## start

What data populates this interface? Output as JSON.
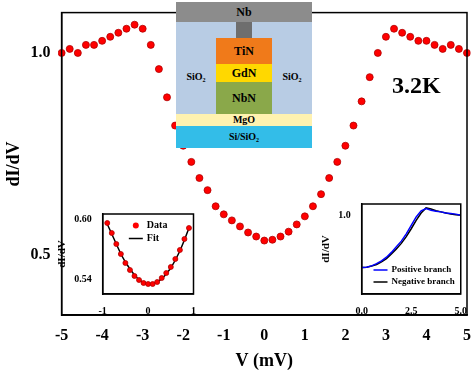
{
  "chart_data": [
    {
      "type": "scatter",
      "xlabel": "V (mV)",
      "ylabel": "dI/dV",
      "annotation": "3.2K",
      "x": [
        -5,
        -4.8,
        -4.6,
        -4.4,
        -4.2,
        -4,
        -3.8,
        -3.6,
        -3.4,
        -3.2,
        -3,
        -2.8,
        -2.6,
        -2.4,
        -2.2,
        -2,
        -1.8,
        -1.6,
        -1.4,
        -1.2,
        -1,
        -0.8,
        -0.6,
        -0.4,
        -0.2,
        0,
        0.2,
        0.4,
        0.6,
        0.8,
        1,
        1.2,
        1.4,
        1.6,
        1.8,
        2,
        2.2,
        2.4,
        2.6,
        2.8,
        3,
        3.2,
        3.4,
        3.6,
        3.8,
        4,
        4.2,
        4.4,
        4.6,
        4.8,
        5
      ],
      "values": [
        1.0,
        1.01,
        1.0,
        1.02,
        1.02,
        1.03,
        1.04,
        1.05,
        1.06,
        1.07,
        1.06,
        1.02,
        0.96,
        0.89,
        0.82,
        0.77,
        0.73,
        0.69,
        0.66,
        0.62,
        0.6,
        0.585,
        0.57,
        0.555,
        0.545,
        0.535,
        0.537,
        0.545,
        0.557,
        0.575,
        0.595,
        0.62,
        0.65,
        0.69,
        0.73,
        0.77,
        0.82,
        0.88,
        0.94,
        1.0,
        1.04,
        1.06,
        1.05,
        1.04,
        1.03,
        1.03,
        1.02,
        1.01,
        1.02,
        1.01,
        1.0
      ],
      "color": "#ff0000",
      "marker": "circle",
      "xlim": [
        -5,
        5
      ],
      "xticks": [
        -5,
        -4,
        -3,
        -2,
        -1,
        0,
        1,
        2,
        3,
        4,
        5
      ],
      "ylim": [
        0.35,
        1.1
      ],
      "yticks": [
        0.5,
        {
          "value": 1,
          "label": "1.0"
        }
      ],
      "grid": false
    },
    {
      "type": "line",
      "ylabel": "dI/dV",
      "x": [
        -0.9,
        -0.8,
        -0.7,
        -0.6,
        -0.5,
        -0.4,
        -0.3,
        -0.2,
        -0.1,
        0,
        0.1,
        0.2,
        0.3,
        0.4,
        0.5,
        0.6,
        0.7,
        0.8,
        0.9
      ],
      "series": [
        {
          "name": "Data",
          "type": "scatter",
          "color": "#ff0000",
          "marker": "circle",
          "values": [
            0.596,
            0.586,
            0.575,
            0.565,
            0.556,
            0.549,
            0.543,
            0.539,
            0.536,
            0.535,
            0.535,
            0.537,
            0.541,
            0.546,
            0.552,
            0.56,
            0.569,
            0.58,
            0.591
          ]
        },
        {
          "name": "Fit",
          "type": "line",
          "color": "#000000",
          "line_style": "solid",
          "values": [
            0.595,
            0.585,
            0.575,
            0.565,
            0.557,
            0.55,
            0.544,
            0.539,
            0.536,
            0.535,
            0.535,
            0.537,
            0.54,
            0.545,
            0.551,
            0.559,
            0.568,
            0.579,
            0.591
          ]
        }
      ],
      "xlim": [
        -1,
        1
      ],
      "xticks": [
        -1,
        0,
        1
      ],
      "ylim": [
        0.525,
        0.605
      ],
      "yticks": [
        0.54,
        {
          "value": 0.6,
          "label": "0.60"
        }
      ],
      "legend": "top",
      "grid": false
    },
    {
      "type": "line",
      "ylabel": "dI/dV",
      "x": [
        0,
        0.25,
        0.5,
        0.75,
        1,
        1.25,
        1.5,
        1.75,
        2,
        2.25,
        2.5,
        2.75,
        3,
        3.25,
        3.5,
        3.75,
        4,
        4.25,
        4.5,
        4.75,
        5
      ],
      "series": [
        {
          "name": "Positive branch",
          "type": "line",
          "color": "#0000ff",
          "line_style": "solid",
          "values": [
            0.535,
            0.538,
            0.55,
            0.57,
            0.595,
            0.627,
            0.67,
            0.72,
            0.77,
            0.835,
            0.91,
            0.985,
            1.04,
            1.06,
            1.045,
            1.035,
            1.03,
            1.02,
            1.015,
            1.01,
            1.0
          ]
        },
        {
          "name": "Negative branch",
          "type": "line",
          "color": "#000000",
          "line_style": "solid",
          "values": [
            0.535,
            0.537,
            0.548,
            0.562,
            0.585,
            0.615,
            0.655,
            0.7,
            0.75,
            0.81,
            0.88,
            0.955,
            1.02,
            1.065,
            1.055,
            1.04,
            1.03,
            1.02,
            1.01,
            1.005,
            1.0
          ]
        }
      ],
      "xlim": [
        0,
        5
      ],
      "xticks": [
        {
          "value": 0,
          "label": "0.0"
        },
        2.5,
        {
          "value": 5,
          "label": "5.0"
        }
      ],
      "ylim": [
        0.3,
        1.1
      ],
      "yticks": [
        {
          "value": 1,
          "label": "1.0"
        }
      ],
      "legend": "bottom right",
      "grid": false
    }
  ],
  "diagram": {
    "top_electrode": "Nb",
    "junction_layers": [
      "TiN",
      "GdN",
      "NbN"
    ],
    "side_labels": [
      "SiO₂",
      "SiO₂"
    ],
    "substrate_layers": [
      "MgO",
      "Si/SiO₂"
    ]
  }
}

## end

▸ **Task to carry out**:
Every record is to be reproduced exactly, with no pictures included.

▸ **Expected answer**:
What data populates this interface? Output as JSON.
{
  "chart_data": [
    {
      "type": "scatter",
      "xlabel": "V (mV)",
      "ylabel": "dI/dV",
      "annotation": "3.2K",
      "x": [
        -5,
        -4.8,
        -4.6,
        -4.4,
        -4.2,
        -4,
        -3.8,
        -3.6,
        -3.4,
        -3.2,
        -3,
        -2.8,
        -2.6,
        -2.4,
        -2.2,
        -2,
        -1.8,
        -1.6,
        -1.4,
        -1.2,
        -1,
        -0.8,
        -0.6,
        -0.4,
        -0.2,
        0,
        0.2,
        0.4,
        0.6,
        0.8,
        1,
        1.2,
        1.4,
        1.6,
        1.8,
        2,
        2.2,
        2.4,
        2.6,
        2.8,
        3,
        3.2,
        3.4,
        3.6,
        3.8,
        4,
        4.2,
        4.4,
        4.6,
        4.8,
        5
      ],
      "values": [
        1.0,
        1.01,
        1.0,
        1.02,
        1.02,
        1.03,
        1.04,
        1.05,
        1.06,
        1.07,
        1.06,
        1.02,
        0.96,
        0.89,
        0.82,
        0.77,
        0.73,
        0.69,
        0.66,
        0.62,
        0.6,
        0.585,
        0.57,
        0.555,
        0.545,
        0.535,
        0.537,
        0.545,
        0.557,
        0.575,
        0.595,
        0.62,
        0.65,
        0.69,
        0.73,
        0.77,
        0.82,
        0.88,
        0.94,
        1.0,
        1.04,
        1.06,
        1.05,
        1.04,
        1.03,
        1.03,
        1.02,
        1.01,
        1.02,
        1.01,
        1.0
      ],
      "color": "#ff0000",
      "marker": "circle",
      "xlim": [
        -5,
        5
      ],
      "xticks": [
        -5,
        -4,
        -3,
        -2,
        -1,
        0,
        1,
        2,
        3,
        4,
        5
      ],
      "ylim": [
        0.35,
        1.1
      ],
      "yticks": [
        0.5,
        {
          "value": 1,
          "label": "1.0"
        }
      ],
      "grid": false
    },
    {
      "type": "line",
      "ylabel": "dI/dV",
      "x": [
        -0.9,
        -0.8,
        -0.7,
        -0.6,
        -0.5,
        -0.4,
        -0.3,
        -0.2,
        -0.1,
        0,
        0.1,
        0.2,
        0.3,
        0.4,
        0.5,
        0.6,
        0.7,
        0.8,
        0.9
      ],
      "series": [
        {
          "name": "Data",
          "type": "scatter",
          "color": "#ff0000",
          "marker": "circle",
          "values": [
            0.596,
            0.586,
            0.575,
            0.565,
            0.556,
            0.549,
            0.543,
            0.539,
            0.536,
            0.535,
            0.535,
            0.537,
            0.541,
            0.546,
            0.552,
            0.56,
            0.569,
            0.58,
            0.591
          ]
        },
        {
          "name": "Fit",
          "type": "line",
          "color": "#000000",
          "line_style": "solid",
          "values": [
            0.595,
            0.585,
            0.575,
            0.565,
            0.557,
            0.55,
            0.544,
            0.539,
            0.536,
            0.535,
            0.535,
            0.537,
            0.54,
            0.545,
            0.551,
            0.559,
            0.568,
            0.579,
            0.591
          ]
        }
      ],
      "xlim": [
        -1,
        1
      ],
      "xticks": [
        -1,
        0,
        1
      ],
      "ylim": [
        0.525,
        0.605
      ],
      "yticks": [
        0.54,
        {
          "value": 0.6,
          "label": "0.60"
        }
      ],
      "legend": "top",
      "grid": false
    },
    {
      "type": "line",
      "ylabel": "dI/dV",
      "x": [
        0,
        0.25,
        0.5,
        0.75,
        1,
        1.25,
        1.5,
        1.75,
        2,
        2.25,
        2.5,
        2.75,
        3,
        3.25,
        3.5,
        3.75,
        4,
        4.25,
        4.5,
        4.75,
        5
      ],
      "series": [
        {
          "name": "Positive branch",
          "type": "line",
          "color": "#0000ff",
          "line_style": "solid",
          "values": [
            0.535,
            0.538,
            0.55,
            0.57,
            0.595,
            0.627,
            0.67,
            0.72,
            0.77,
            0.835,
            0.91,
            0.985,
            1.04,
            1.06,
            1.045,
            1.035,
            1.03,
            1.02,
            1.015,
            1.01,
            1.0
          ]
        },
        {
          "name": "Negative branch",
          "type": "line",
          "color": "#000000",
          "line_style": "solid",
          "values": [
            0.535,
            0.537,
            0.548,
            0.562,
            0.585,
            0.615,
            0.655,
            0.7,
            0.75,
            0.81,
            0.88,
            0.955,
            1.02,
            1.065,
            1.055,
            1.04,
            1.03,
            1.02,
            1.01,
            1.005,
            1.0
          ]
        }
      ],
      "xlim": [
        0,
        5
      ],
      "xticks": [
        {
          "value": 0,
          "label": "0.0"
        },
        2.5,
        {
          "value": 5,
          "label": "5.0"
        }
      ],
      "ylim": [
        0.3,
        1.1
      ],
      "yticks": [
        {
          "value": 1,
          "label": "1.0"
        }
      ],
      "legend": "bottom right",
      "grid": false
    }
  ],
  "diagram": {
    "top_electrode": "Nb",
    "junction_layers": [
      "TiN",
      "GdN",
      "NbN"
    ],
    "side_labels": [
      "SiO₂",
      "SiO₂"
    ],
    "substrate_layers": [
      "MgO",
      "Si/SiO₂"
    ]
  }
}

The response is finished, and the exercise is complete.